*Stated exercise*
Give back the records below exactly, every one, with no pictures.

*Stored dataset items*
──────
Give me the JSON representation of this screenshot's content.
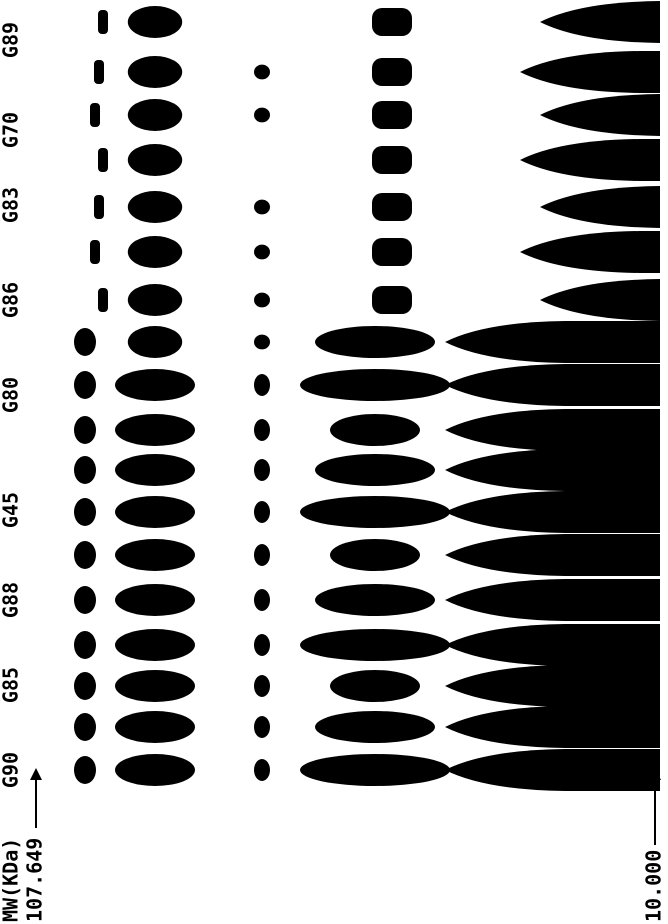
{
  "labels": {
    "mw": "MW(KDa)",
    "top_marker": "107.649",
    "bottom_marker": "10.000",
    "lanes": [
      "G90",
      "G85",
      "G88",
      "G45",
      "G80",
      "G86",
      "G83",
      "G70",
      "G89"
    ]
  }
}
──────
*Solution*
Give me the JSON representation of this screenshot's content.
{
  "labels": {
    "mw": "MW(KDa)",
    "top_marker": "107.649",
    "bottom_marker": "10.000",
    "lanes": [
      "G90",
      "G85",
      "G88",
      "G45",
      "G80",
      "G86",
      "G83",
      "G70",
      "G89"
    ]
  }
}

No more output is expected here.